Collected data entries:
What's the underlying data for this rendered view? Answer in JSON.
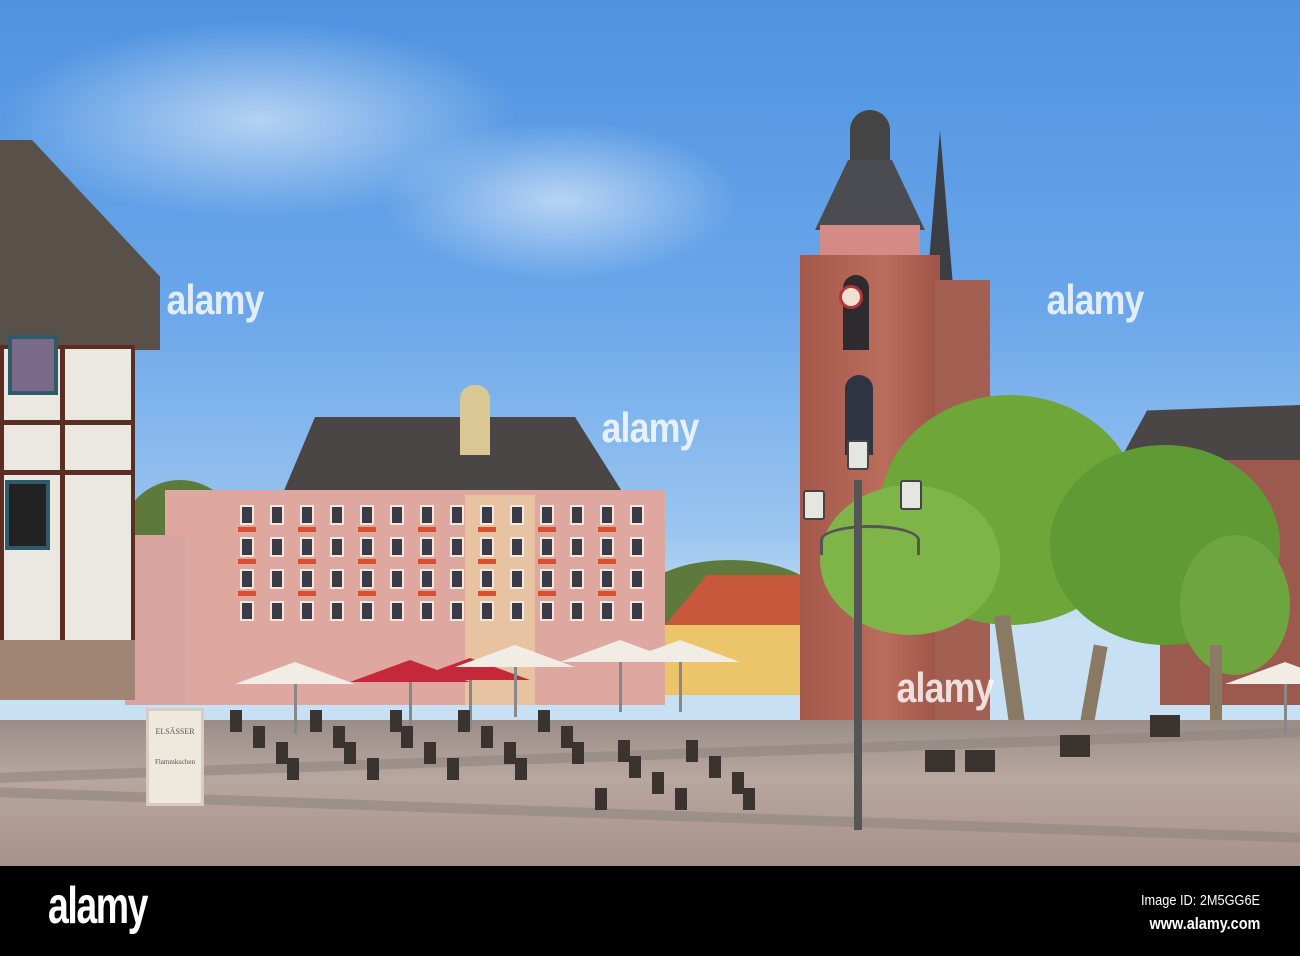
{
  "watermark": "alamy",
  "sign": {
    "title": "ELSÄSSER",
    "subtitle": "Flammkuchen"
  },
  "footer": {
    "logo": "alamy",
    "image_id": "Image ID: 2M5GG6E",
    "url": "www.alamy.com"
  }
}
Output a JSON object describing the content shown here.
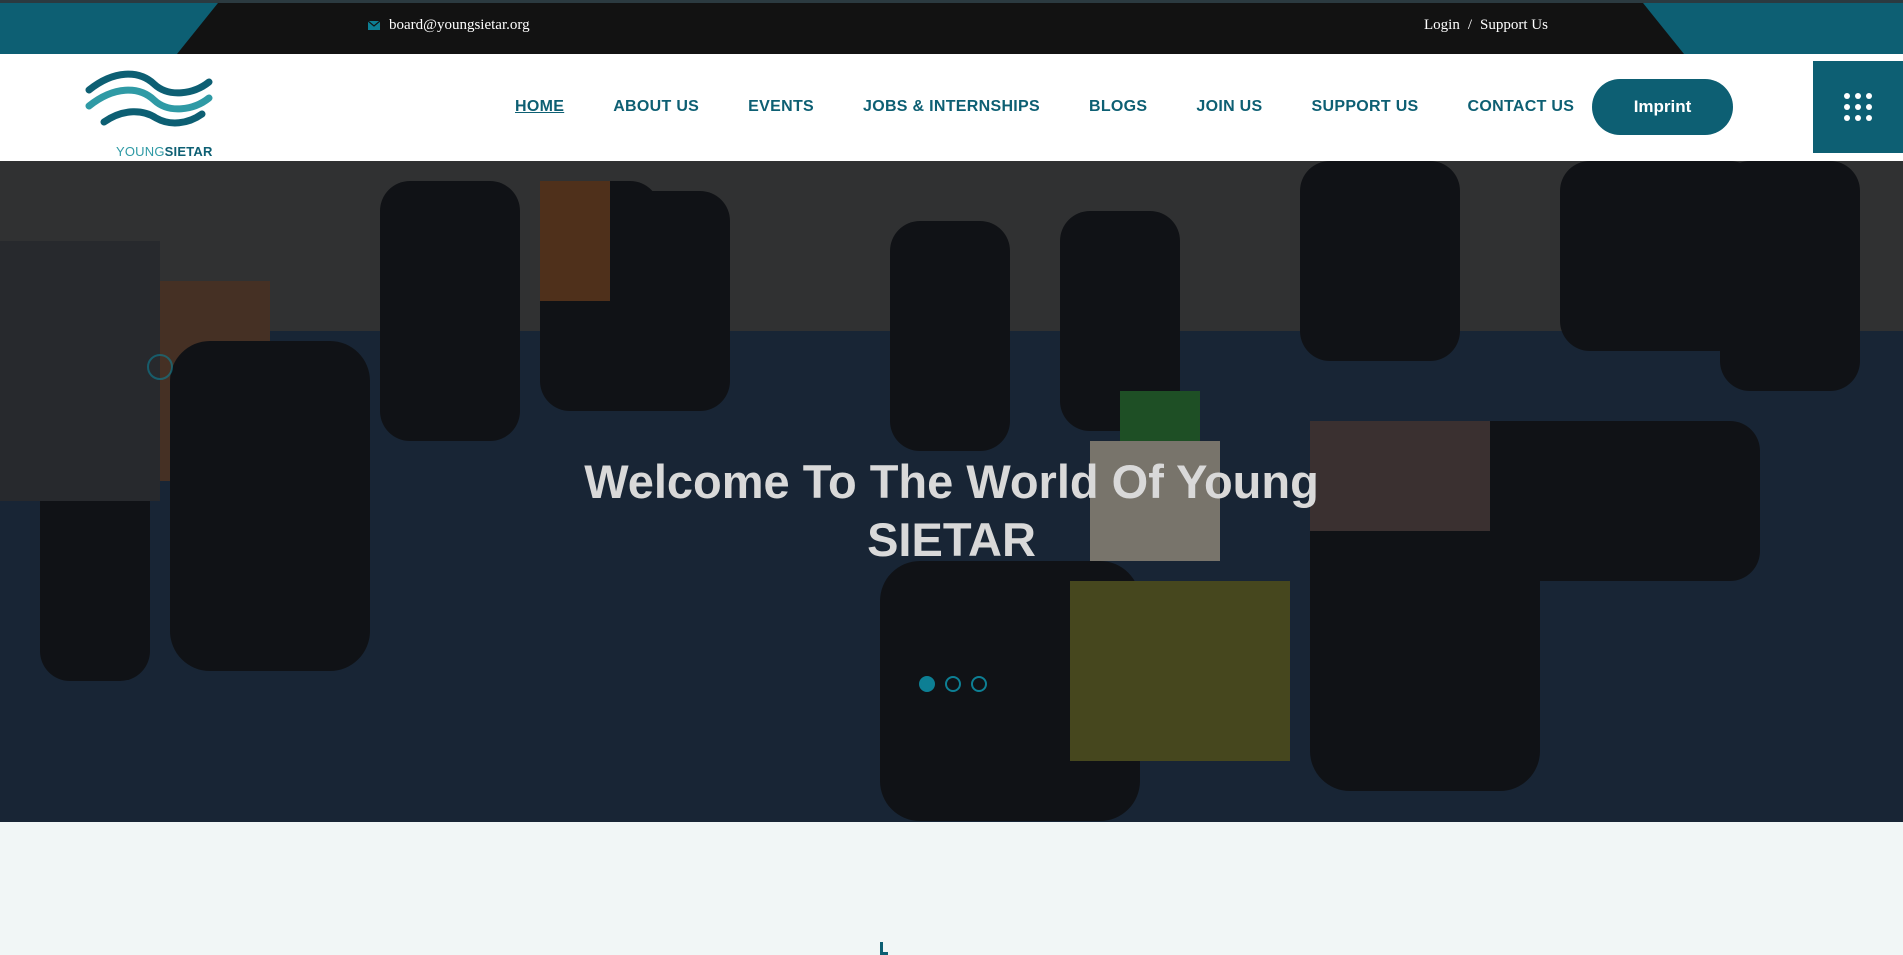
{
  "topbar": {
    "email": "board@youngsietar.org",
    "login_label": "Login",
    "separator": "/",
    "support_label": "Support Us"
  },
  "header": {
    "logo_text_light": "YOUNG",
    "logo_text_bold": "SIETAR",
    "nav": [
      "HOME",
      "ABOUT US",
      "EVENTS",
      "JOBS & INTERNSHIPS",
      "BLOGS",
      "JOIN US",
      "SUPPORT US",
      "CONTACT US"
    ],
    "active_nav": "HOME",
    "imprint_label": "Imprint",
    "menu_icon": "grid-menu-icon"
  },
  "hero": {
    "title_line1": "Welcome To The World Of Young",
    "title_line2": "SIETAR",
    "slides": 3,
    "active_slide": 1
  },
  "colors": {
    "brand": "#0d5f73",
    "accent": "#0d7f94",
    "topbar_dark": "#121212",
    "page_bg": "#f1f6f6"
  }
}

Written task:
Write out, please, the lines of the listing above from the one with "Output a JSON" through the very last, exactly as given and with no pictures.

Exercise result:
Output a JSON object describing the content shown here.
{
  "topbar": {
    "email": "board@youngsietar.org",
    "login_label": "Login",
    "separator": "/",
    "support_label": "Support Us"
  },
  "header": {
    "logo_text_light": "YOUNG",
    "logo_text_bold": "SIETAR",
    "nav": [
      "HOME",
      "ABOUT US",
      "EVENTS",
      "JOBS & INTERNSHIPS",
      "BLOGS",
      "JOIN US",
      "SUPPORT US",
      "CONTACT US"
    ],
    "active_nav": "HOME",
    "imprint_label": "Imprint",
    "menu_icon": "grid-menu-icon"
  },
  "hero": {
    "title_line1": "Welcome To The World Of Young",
    "title_line2": "SIETAR",
    "slides": 3,
    "active_slide": 1
  },
  "colors": {
    "brand": "#0d5f73",
    "accent": "#0d7f94",
    "topbar_dark": "#121212",
    "page_bg": "#f1f6f6"
  }
}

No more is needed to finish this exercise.